Goal - Pictures excluded, retype the lines from the one containing "Read all visible content and emit it as JSON." through the last line of the data below, both included.

Provided entries -
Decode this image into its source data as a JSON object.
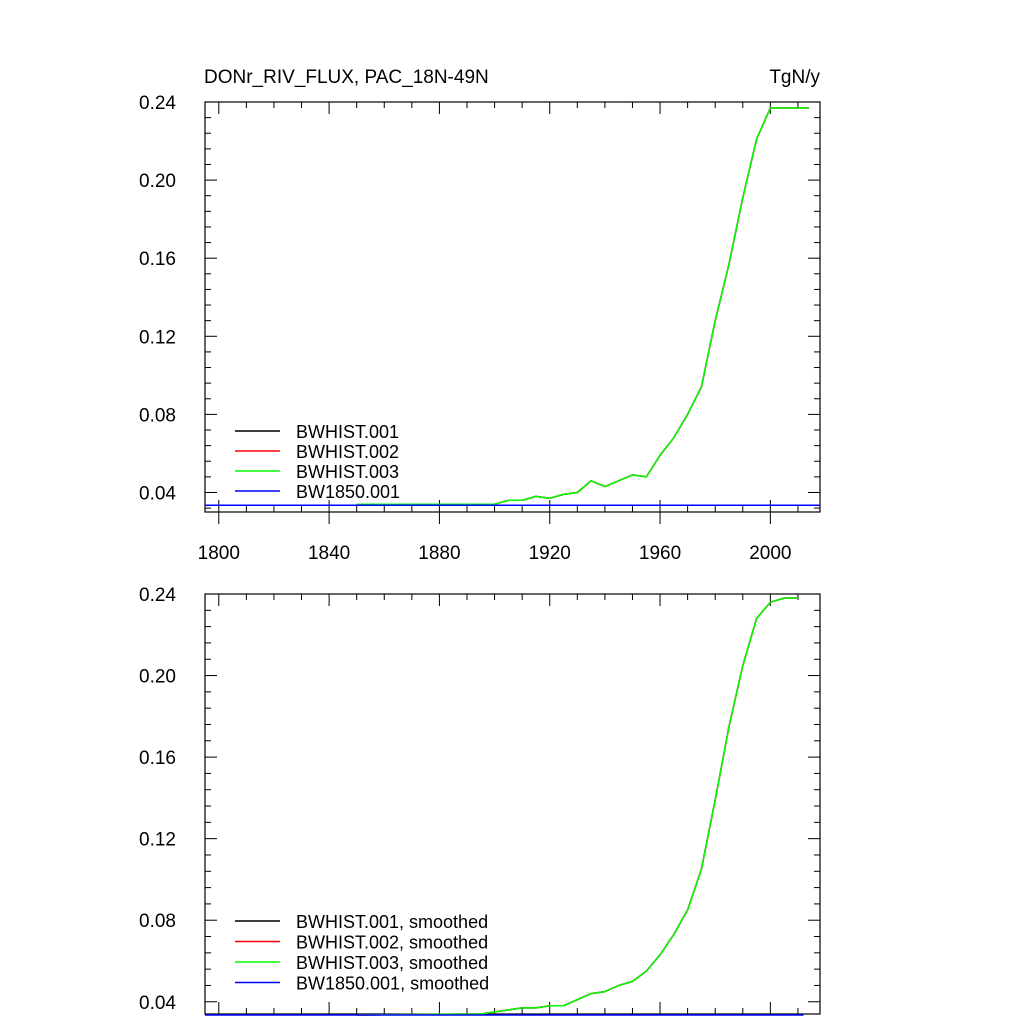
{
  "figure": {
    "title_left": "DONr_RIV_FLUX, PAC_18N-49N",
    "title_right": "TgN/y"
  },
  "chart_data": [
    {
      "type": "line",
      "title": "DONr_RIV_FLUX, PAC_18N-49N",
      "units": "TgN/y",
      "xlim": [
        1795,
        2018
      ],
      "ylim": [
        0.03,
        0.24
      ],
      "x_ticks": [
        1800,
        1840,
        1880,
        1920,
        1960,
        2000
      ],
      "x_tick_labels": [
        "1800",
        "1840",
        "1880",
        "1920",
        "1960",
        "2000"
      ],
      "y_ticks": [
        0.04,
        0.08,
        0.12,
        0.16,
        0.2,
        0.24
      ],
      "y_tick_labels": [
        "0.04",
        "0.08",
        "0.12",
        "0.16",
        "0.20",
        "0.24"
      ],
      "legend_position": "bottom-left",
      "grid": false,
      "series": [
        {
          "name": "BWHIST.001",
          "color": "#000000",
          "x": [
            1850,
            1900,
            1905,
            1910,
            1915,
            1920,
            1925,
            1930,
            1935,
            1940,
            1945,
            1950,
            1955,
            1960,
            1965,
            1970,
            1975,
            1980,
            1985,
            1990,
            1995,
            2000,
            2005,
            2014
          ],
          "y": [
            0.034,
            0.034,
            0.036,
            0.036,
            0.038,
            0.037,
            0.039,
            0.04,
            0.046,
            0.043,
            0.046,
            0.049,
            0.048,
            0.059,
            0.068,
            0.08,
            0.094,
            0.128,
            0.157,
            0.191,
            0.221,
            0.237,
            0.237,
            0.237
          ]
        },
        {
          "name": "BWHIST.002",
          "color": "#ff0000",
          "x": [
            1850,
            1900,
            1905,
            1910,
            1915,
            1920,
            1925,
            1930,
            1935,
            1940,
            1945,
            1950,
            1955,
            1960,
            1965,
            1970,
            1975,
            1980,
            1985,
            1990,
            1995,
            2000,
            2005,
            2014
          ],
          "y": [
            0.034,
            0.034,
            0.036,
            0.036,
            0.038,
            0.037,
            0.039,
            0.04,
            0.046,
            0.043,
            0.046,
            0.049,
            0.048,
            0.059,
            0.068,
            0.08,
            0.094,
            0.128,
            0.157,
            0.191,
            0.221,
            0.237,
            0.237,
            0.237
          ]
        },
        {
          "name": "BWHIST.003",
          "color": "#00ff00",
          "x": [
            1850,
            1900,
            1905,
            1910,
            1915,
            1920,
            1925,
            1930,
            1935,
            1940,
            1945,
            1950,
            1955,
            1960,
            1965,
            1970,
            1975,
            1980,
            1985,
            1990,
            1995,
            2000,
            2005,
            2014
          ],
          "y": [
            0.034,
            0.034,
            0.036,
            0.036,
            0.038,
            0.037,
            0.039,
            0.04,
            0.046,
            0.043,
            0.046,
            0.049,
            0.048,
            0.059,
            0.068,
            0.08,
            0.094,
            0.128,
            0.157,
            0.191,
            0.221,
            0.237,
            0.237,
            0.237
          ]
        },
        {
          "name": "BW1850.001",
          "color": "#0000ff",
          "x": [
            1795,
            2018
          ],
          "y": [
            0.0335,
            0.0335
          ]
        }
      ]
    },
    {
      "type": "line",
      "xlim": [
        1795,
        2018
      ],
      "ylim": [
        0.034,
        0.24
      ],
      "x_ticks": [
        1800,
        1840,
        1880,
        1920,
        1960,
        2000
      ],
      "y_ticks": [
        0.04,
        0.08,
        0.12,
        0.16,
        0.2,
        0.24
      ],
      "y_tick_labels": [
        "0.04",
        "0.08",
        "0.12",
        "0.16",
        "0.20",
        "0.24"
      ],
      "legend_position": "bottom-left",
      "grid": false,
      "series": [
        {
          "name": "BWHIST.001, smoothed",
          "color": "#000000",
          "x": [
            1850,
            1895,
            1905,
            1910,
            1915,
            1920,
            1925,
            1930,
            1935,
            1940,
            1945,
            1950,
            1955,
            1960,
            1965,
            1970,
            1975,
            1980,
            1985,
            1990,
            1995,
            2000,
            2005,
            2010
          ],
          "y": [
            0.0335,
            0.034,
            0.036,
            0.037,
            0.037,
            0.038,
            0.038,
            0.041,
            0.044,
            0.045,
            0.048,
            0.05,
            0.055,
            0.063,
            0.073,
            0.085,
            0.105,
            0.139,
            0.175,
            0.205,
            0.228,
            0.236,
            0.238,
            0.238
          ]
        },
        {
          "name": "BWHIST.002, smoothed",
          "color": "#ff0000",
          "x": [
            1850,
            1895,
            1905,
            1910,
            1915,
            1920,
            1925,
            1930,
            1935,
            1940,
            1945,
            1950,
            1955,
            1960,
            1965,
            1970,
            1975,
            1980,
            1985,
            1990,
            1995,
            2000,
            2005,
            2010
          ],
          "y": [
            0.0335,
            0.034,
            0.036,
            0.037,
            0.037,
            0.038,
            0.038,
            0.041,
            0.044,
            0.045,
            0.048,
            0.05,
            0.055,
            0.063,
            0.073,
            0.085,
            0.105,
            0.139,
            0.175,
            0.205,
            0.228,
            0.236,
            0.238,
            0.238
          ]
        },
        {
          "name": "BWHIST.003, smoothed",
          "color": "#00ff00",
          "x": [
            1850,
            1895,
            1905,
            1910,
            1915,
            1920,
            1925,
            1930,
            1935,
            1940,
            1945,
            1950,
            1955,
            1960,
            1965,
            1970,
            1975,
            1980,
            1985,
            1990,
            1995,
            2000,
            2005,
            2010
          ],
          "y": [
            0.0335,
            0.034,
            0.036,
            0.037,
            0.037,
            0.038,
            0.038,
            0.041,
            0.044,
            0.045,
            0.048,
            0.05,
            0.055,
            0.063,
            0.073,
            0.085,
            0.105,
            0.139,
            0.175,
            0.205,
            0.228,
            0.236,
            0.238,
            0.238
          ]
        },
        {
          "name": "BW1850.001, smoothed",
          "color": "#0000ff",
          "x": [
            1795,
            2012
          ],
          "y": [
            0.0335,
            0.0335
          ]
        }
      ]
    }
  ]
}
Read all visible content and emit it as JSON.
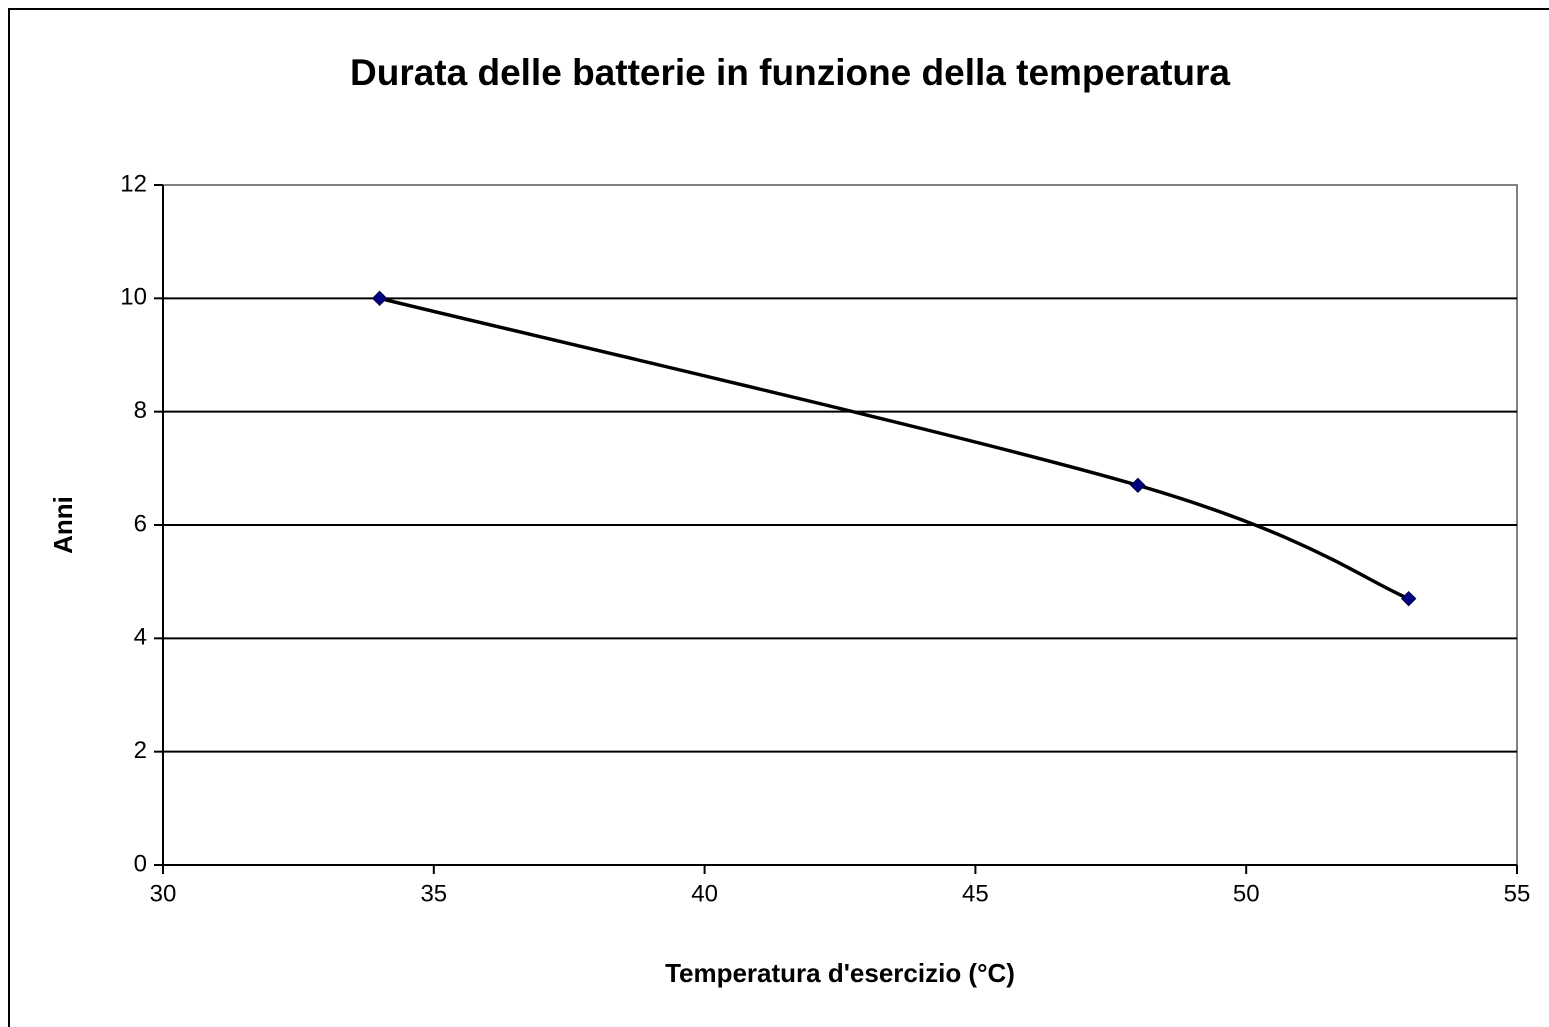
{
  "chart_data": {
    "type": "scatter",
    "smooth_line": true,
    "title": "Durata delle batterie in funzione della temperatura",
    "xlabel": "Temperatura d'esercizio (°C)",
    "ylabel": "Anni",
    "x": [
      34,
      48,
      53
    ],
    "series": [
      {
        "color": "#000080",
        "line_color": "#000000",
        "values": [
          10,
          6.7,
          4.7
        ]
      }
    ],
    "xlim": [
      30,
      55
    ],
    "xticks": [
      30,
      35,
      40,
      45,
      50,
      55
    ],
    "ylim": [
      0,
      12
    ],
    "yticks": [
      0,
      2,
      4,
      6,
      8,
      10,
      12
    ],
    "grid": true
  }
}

Response -
Read all visible content and emit it as JSON.
{
  "chart_data": {
    "type": "scatter",
    "smooth_line": true,
    "title": "Durata delle batterie in funzione della temperatura",
    "xlabel": "Temperatura d'esercizio (°C)",
    "ylabel": "Anni",
    "x": [
      34,
      48,
      53
    ],
    "series": [
      {
        "color": "#000080",
        "line_color": "#000000",
        "values": [
          10,
          6.7,
          4.7
        ]
      }
    ],
    "xlim": [
      30,
      55
    ],
    "xticks": [
      30,
      35,
      40,
      45,
      50,
      55
    ],
    "ylim": [
      0,
      12
    ],
    "yticks": [
      0,
      2,
      4,
      6,
      8,
      10,
      12
    ],
    "grid": true
  }
}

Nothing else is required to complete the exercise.